> GIVEN PROBLEM:
Every line containing the word "ylabel" needs to be found and copied.

── MATERIAL SHOWN

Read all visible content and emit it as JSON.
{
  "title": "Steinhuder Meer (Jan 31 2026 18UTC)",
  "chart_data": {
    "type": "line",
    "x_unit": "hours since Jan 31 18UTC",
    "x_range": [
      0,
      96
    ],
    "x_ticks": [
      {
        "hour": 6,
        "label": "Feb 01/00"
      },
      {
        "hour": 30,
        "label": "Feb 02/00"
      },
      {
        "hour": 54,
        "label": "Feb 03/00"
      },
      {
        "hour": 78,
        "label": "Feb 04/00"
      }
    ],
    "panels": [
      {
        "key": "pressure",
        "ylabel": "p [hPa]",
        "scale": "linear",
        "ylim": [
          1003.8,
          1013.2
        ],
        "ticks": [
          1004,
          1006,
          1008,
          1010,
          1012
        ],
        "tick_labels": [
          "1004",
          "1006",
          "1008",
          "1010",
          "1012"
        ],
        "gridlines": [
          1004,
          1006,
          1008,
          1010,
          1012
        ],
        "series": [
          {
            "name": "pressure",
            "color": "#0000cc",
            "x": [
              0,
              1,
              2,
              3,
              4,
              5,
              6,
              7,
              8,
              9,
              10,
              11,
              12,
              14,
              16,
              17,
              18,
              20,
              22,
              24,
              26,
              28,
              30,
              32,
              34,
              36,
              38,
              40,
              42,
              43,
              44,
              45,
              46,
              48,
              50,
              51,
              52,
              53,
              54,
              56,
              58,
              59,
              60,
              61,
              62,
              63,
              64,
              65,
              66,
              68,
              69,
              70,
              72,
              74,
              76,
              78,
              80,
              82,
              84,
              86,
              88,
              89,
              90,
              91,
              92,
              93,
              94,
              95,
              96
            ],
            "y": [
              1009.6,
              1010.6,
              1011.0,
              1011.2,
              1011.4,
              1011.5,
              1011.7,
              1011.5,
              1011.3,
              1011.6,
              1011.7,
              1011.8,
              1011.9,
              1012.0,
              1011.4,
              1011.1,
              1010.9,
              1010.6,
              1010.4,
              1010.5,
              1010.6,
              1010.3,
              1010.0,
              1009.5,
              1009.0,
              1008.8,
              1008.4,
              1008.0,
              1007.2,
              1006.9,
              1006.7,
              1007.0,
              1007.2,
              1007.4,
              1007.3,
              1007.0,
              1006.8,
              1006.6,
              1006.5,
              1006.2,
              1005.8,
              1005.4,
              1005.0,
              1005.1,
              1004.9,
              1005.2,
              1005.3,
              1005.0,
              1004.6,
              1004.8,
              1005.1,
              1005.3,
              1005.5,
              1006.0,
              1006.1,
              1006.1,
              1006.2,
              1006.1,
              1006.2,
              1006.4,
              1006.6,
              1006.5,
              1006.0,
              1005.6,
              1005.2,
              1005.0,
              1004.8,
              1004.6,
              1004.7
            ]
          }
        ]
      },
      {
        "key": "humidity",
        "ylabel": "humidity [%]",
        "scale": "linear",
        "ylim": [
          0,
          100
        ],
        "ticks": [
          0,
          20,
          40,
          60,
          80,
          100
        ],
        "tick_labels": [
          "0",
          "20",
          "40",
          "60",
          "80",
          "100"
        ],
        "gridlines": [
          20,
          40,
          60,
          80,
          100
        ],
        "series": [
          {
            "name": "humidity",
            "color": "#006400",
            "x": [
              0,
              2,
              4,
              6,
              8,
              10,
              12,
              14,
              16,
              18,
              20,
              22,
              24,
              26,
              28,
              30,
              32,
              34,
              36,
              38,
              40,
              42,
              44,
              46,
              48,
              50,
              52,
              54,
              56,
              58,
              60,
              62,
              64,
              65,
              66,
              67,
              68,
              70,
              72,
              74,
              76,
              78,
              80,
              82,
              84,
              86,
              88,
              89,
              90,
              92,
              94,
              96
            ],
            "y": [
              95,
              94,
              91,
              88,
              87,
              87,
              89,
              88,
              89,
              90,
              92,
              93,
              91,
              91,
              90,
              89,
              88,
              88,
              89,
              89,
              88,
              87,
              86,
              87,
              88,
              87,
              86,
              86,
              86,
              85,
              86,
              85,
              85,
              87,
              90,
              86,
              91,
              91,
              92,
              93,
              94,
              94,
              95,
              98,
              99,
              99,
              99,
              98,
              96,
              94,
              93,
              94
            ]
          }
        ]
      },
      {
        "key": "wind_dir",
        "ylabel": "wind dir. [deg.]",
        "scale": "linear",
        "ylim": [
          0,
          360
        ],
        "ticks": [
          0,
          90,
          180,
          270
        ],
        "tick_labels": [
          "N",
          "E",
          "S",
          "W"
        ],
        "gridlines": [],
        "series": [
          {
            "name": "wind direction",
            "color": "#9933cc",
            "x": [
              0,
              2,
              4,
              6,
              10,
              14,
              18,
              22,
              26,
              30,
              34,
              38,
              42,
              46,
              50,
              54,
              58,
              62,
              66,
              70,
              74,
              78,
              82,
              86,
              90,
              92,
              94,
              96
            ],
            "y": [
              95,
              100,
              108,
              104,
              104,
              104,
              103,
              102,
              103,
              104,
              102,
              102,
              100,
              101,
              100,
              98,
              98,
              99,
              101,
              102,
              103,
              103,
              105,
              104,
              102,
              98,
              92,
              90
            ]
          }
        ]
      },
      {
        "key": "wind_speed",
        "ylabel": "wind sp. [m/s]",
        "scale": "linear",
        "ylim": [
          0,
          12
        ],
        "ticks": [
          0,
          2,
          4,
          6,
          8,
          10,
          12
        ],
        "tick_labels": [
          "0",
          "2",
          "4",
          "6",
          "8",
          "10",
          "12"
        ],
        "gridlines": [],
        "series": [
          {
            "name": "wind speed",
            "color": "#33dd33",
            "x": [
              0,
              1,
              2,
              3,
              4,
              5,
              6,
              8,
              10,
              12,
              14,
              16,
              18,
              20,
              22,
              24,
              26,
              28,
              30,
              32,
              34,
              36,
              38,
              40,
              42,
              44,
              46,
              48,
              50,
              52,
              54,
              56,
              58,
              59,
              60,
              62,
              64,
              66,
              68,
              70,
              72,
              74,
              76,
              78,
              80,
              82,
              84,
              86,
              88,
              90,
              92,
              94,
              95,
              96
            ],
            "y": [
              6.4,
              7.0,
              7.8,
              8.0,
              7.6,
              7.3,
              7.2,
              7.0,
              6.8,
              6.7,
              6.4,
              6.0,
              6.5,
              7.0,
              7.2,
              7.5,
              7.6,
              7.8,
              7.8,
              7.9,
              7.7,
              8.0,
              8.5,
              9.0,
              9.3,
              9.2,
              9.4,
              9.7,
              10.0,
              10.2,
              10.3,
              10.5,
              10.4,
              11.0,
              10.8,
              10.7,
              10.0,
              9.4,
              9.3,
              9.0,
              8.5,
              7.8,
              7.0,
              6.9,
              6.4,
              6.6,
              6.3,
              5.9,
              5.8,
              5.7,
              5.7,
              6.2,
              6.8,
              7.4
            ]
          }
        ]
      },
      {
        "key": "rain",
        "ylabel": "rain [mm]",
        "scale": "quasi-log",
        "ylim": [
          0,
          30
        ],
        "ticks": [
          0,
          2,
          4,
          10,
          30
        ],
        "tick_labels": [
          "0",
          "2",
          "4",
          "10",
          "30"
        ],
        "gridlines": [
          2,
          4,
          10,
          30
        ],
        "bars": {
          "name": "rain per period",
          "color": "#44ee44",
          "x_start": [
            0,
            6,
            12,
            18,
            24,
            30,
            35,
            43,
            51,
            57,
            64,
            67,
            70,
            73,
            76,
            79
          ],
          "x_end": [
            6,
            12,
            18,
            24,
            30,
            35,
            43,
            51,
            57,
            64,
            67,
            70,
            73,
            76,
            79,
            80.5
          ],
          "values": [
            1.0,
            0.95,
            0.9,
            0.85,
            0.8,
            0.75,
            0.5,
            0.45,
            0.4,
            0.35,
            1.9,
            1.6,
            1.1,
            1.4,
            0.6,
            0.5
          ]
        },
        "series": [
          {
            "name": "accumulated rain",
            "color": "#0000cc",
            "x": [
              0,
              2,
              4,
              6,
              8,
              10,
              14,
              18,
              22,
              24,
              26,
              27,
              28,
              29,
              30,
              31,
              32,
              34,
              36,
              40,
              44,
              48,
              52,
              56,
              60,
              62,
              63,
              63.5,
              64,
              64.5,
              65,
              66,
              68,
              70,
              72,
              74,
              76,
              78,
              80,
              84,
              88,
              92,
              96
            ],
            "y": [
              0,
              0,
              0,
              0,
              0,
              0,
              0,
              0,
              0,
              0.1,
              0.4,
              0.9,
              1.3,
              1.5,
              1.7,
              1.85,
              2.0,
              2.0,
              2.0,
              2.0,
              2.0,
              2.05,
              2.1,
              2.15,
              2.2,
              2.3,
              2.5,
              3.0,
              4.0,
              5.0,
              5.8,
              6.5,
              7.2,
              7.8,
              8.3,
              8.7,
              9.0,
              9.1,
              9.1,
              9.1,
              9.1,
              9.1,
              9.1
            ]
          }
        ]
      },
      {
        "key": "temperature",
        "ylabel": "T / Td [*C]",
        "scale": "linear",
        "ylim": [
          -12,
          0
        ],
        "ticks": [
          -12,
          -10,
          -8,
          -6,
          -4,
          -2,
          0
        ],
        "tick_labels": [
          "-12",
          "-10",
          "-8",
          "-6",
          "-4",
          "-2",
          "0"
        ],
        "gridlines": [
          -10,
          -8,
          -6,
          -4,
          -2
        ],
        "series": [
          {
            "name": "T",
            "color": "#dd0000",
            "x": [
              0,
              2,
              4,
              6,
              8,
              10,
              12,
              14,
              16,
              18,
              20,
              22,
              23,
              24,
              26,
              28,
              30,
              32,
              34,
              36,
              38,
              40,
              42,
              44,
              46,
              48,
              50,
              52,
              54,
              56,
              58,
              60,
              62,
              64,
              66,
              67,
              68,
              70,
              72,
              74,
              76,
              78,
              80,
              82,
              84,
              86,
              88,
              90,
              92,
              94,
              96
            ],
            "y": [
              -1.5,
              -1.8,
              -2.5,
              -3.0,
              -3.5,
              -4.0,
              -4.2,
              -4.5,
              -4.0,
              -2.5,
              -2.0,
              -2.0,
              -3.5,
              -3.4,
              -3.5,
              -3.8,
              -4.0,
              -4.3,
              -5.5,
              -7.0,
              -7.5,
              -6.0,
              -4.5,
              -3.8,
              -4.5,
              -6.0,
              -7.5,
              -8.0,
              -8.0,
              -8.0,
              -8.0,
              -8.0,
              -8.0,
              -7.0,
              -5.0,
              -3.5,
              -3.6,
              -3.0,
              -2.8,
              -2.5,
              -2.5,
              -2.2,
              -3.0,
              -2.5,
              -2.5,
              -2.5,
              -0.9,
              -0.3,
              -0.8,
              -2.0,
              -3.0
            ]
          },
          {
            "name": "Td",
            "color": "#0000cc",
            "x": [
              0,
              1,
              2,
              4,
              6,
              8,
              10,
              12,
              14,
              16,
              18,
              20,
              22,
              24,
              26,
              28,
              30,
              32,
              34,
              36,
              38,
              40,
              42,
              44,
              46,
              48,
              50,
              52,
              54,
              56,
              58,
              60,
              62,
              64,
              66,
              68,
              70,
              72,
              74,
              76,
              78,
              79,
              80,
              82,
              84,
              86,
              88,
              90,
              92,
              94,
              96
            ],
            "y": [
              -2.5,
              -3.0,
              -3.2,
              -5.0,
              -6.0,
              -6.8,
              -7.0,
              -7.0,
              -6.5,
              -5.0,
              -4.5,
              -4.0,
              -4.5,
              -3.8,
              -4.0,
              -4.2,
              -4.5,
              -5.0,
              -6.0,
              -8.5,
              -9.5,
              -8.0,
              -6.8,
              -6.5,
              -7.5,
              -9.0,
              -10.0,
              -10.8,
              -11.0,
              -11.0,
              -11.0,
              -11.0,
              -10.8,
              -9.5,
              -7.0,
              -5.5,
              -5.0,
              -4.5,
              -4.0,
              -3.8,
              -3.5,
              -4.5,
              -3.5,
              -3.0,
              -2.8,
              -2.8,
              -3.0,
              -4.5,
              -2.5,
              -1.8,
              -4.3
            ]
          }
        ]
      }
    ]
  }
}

────

> TASK SOLUTION:
        "ylabel": "p [hPa]",
        "ylabel": "humidity [%]",
        "ylabel": "wind dir. [deg.]",
        "ylabel": "wind sp. [m/s]",
        "ylabel": "rain [mm]",
        "ylabel": "T / Td [*C]",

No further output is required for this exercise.